**DESCRIPTION OF THE TASK**
Reproduce every entry below precisely. Pictures are excluded from the copy.

+===+

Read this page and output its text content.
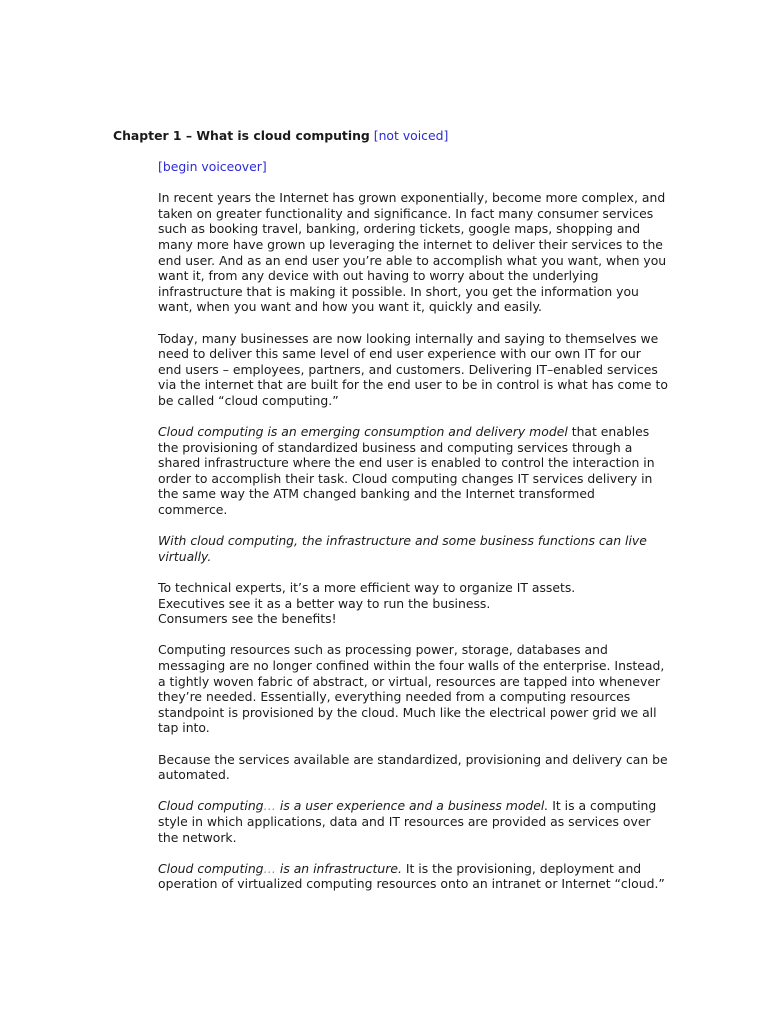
Chapter 1 – What is cloud computing [not voiced]

[begin voiceover]

In recent years the Internet has grown exponentially, become more complex, and taken on greater functionality and significance. In fact many consumer services such as booking travel, banking, ordering tickets, google maps, shopping and many more have grown up leveraging the internet to deliver their services to the end user. And as an end user you’re able to accomplish what you want, when you want it, from any device with out having to worry about the underlying infrastructure that is making it possible. In short, you get the information you want, when you want and how you want it, quickly and easily.

Today, many businesses are now looking internally and saying to themselves we need to deliver this same level of end user experience with our own IT for our end users – employees, partners, and customers. Delivering IT–enabled services via the internet that are built for the end user to be in control is what has come to be called “cloud computing.”

Cloud computing is an emerging consumption and delivery model that enables the provisioning of standardized business and computing services through a shared infrastructure where the end user is enabled to control the interaction in order to accomplish their task. Cloud computing changes IT services delivery in the same way the ATM changed banking and the Internet transformed commerce.

With cloud computing, the infrastructure and some business functions can live virtually.

To technical experts, it’s a more efficient way to organize IT assets.
Executives see it as a better way to run the business.
Consumers see the benefits!

Computing resources such as processing power, storage, databases and messaging are no longer confined within the four walls of the enterprise. Instead, a tightly woven fabric of abstract, or virtual, resources are tapped into whenever they’re needed. Essentially, everything needed from a computing resources standpoint is provisioned by the cloud. Much like the electrical power grid we all tap into.

Because the services available are standardized, provisioning and delivery can be automated.

Cloud computing… is a user experience and a business model. It is a computing style in which applications, data and IT resources are provided as services over the network.

Cloud computing… is an infrastructure. It is the provisioning, deployment and operation of virtualized computing resources onto an intranet or Internet “cloud.”
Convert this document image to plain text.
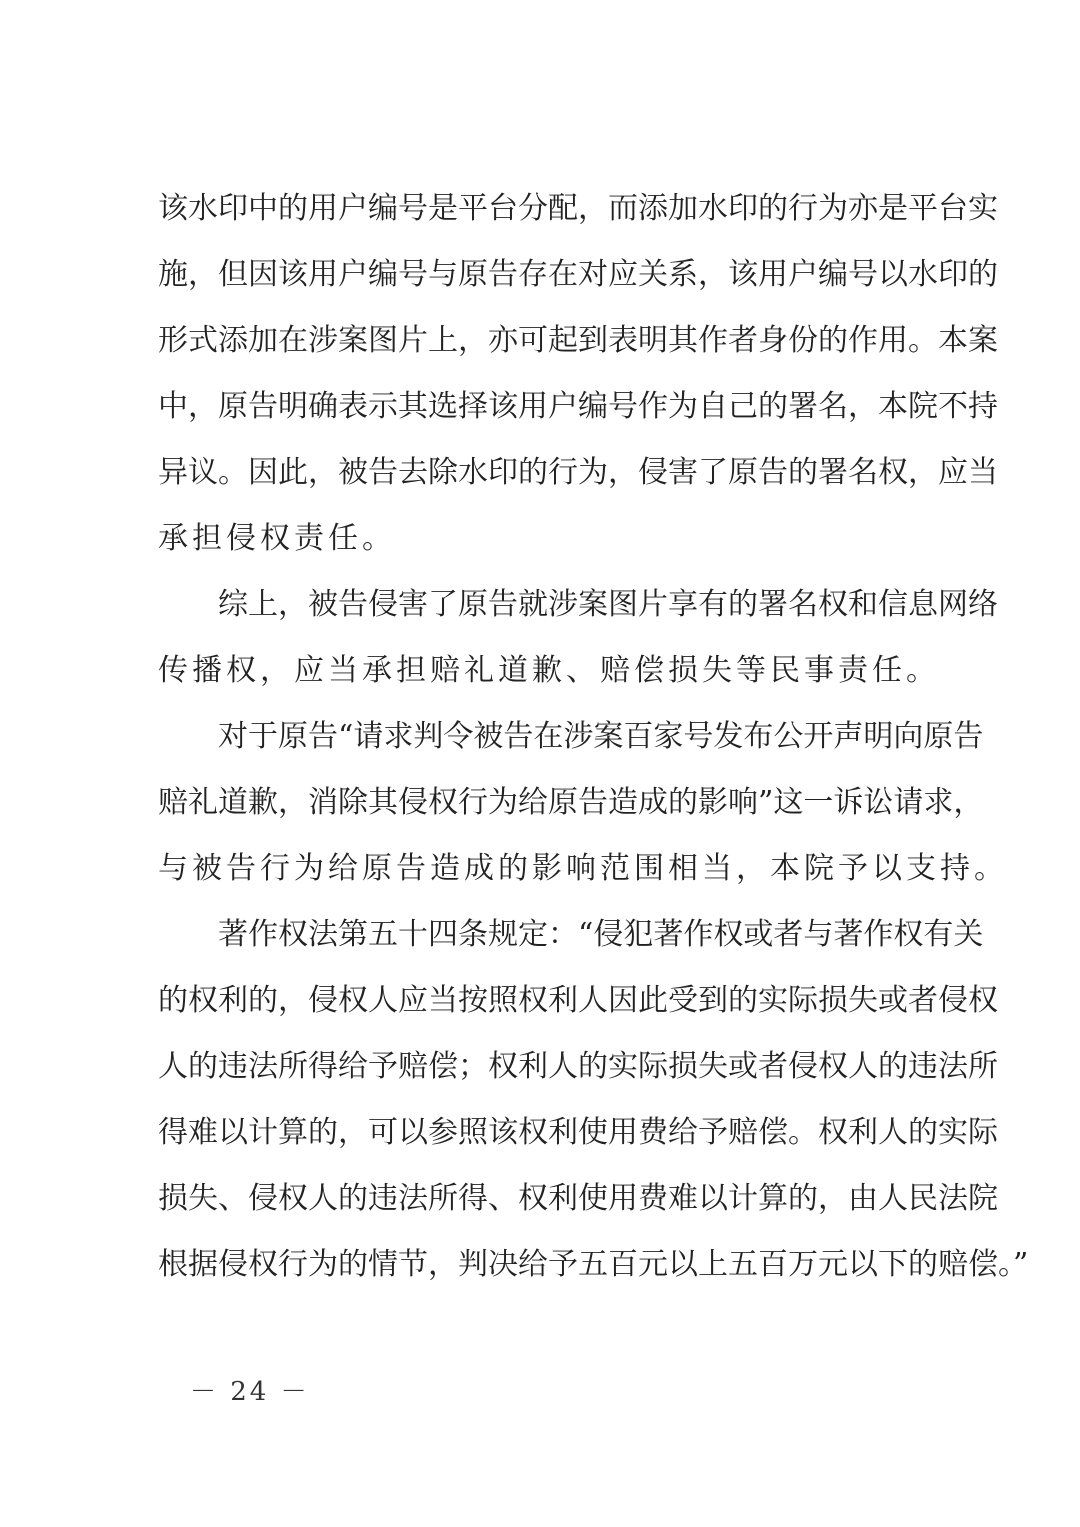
该水印中的用户编号是平台分配，而添加水印的行为亦是平台实
施，但因该用户编号与原告存在对应关系，该用户编号以水印的
形式添加在涉案图片上，亦可起到表明其作者身份的作用。本案
中，原告明确表示其选择该用户编号作为自己的署名，本院不持
异议。因此，被告去除水印的行为，侵害了原告的署名权，应当
承担侵权责任。
　　综上，被告侵害了原告就涉案图片享有的署名权和信息网络
传播权，应当承担赔礼道歉、赔偿损失等民事责任。
　　对于原告“请求判令被告在涉案百家号发布公开声明向原告
赔礼道歉，消除其侵权行为给原告造成的影响”这一诉讼请求，
与被告行为给原告造成的影响范围相当，本院予以支持。
　　著作权法第五十四条规定：“侵犯著作权或者与著作权有关
的权利的，侵权人应当按照权利人因此受到的实际损失或者侵权
人的违法所得给予赔偿；权利人的实际损失或者侵权人的违法所
得难以计算的，可以参照该权利使用费给予赔偿。权利人的实际
损失、侵权人的违法所得、权利使用费难以计算的，由人民法院
根据侵权行为的情节，判决给予五百元以上五百万元以下的赔偿。”
－ 24 －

+===+

**RESPONSE FOR THIS EXERCISE**
Read this page and output its text content.
Chapter 1 – What is cloud computing [not voiced]

[begin voiceover]

In recent years the Internet has grown exponentially, become more complex, and taken on greater functionality and significance. In fact many consumer services such as booking travel, banking, ordering tickets, google maps, shopping and many more have grown up leveraging the internet to deliver their services to the end user. And as an end user you’re able to accomplish what you want, when you want it, from any device with out having to worry about the underlying infrastructure that is making it possible. In short, you get the information you want, when you want and how you want it, quickly and easily.

Today, many businesses are now looking internally and saying to themselves we need to deliver this same level of end user experience with our own IT for our end users – employees, partners, and customers. Delivering IT–enabled services via the internet that are built for the end user to be in control is what has come to be called “cloud computing.”

Cloud computing is an emerging consumption and delivery model that enables the provisioning of standardized business and computing services through a shared infrastructure where the end user is enabled to control the interaction in order to accomplish their task. Cloud computing changes IT services delivery in the same way the ATM changed banking and the Internet transformed commerce.

With cloud computing, the infrastructure and some business functions can live virtually.

To technical experts, it’s a more efficient way to organize IT assets.
Executives see it as a better way to run the business.
Consumers see the benefits!

Computing resources such as processing power, storage, databases and messaging are no longer confined within the four walls of the enterprise. Instead, a tightly woven fabric of abstract, or virtual, resources are tapped into whenever they’re needed. Essentially, everything needed from a computing resources standpoint is provisioned by the cloud. Much like the electrical power grid we all tap into.

Because the services available are standardized, provisioning and delivery can be automated.

Cloud computing… is a user experience and a business model. It is a computing style in which applications, data and IT resources are provided as services over the network.

Cloud computing… is an infrastructure. It is the provisioning, deployment and operation of virtualized computing resources onto an intranet or Internet “cloud.”
Convert this document image to plain text.
该水印中的用户编号是平台分配，而添加水印的行为亦是平台实
施，但因该用户编号与原告存在对应关系，该用户编号以水印的
形式添加在涉案图片上，亦可起到表明其作者身份的作用。本案
中，原告明确表示其选择该用户编号作为自己的署名，本院不持
异议。因此，被告去除水印的行为，侵害了原告的署名权，应当
承担侵权责任。
　　综上，被告侵害了原告就涉案图片享有的署名权和信息网络
传播权，应当承担赔礼道歉、赔偿损失等民事责任。
　　对于原告“请求判令被告在涉案百家号发布公开声明向原告
赔礼道歉，消除其侵权行为给原告造成的影响”这一诉讼请求，
与被告行为给原告造成的影响范围相当，本院予以支持。
　　著作权法第五十四条规定：“侵犯著作权或者与著作权有关
的权利的，侵权人应当按照权利人因此受到的实际损失或者侵权
人的违法所得给予赔偿；权利人的实际损失或者侵权人的违法所
得难以计算的，可以参照该权利使用费给予赔偿。权利人的实际
损失、侵权人的违法所得、权利使用费难以计算的，由人民法院
根据侵权行为的情节，判决给予五百元以上五百万元以下的赔偿。”
－ 24 －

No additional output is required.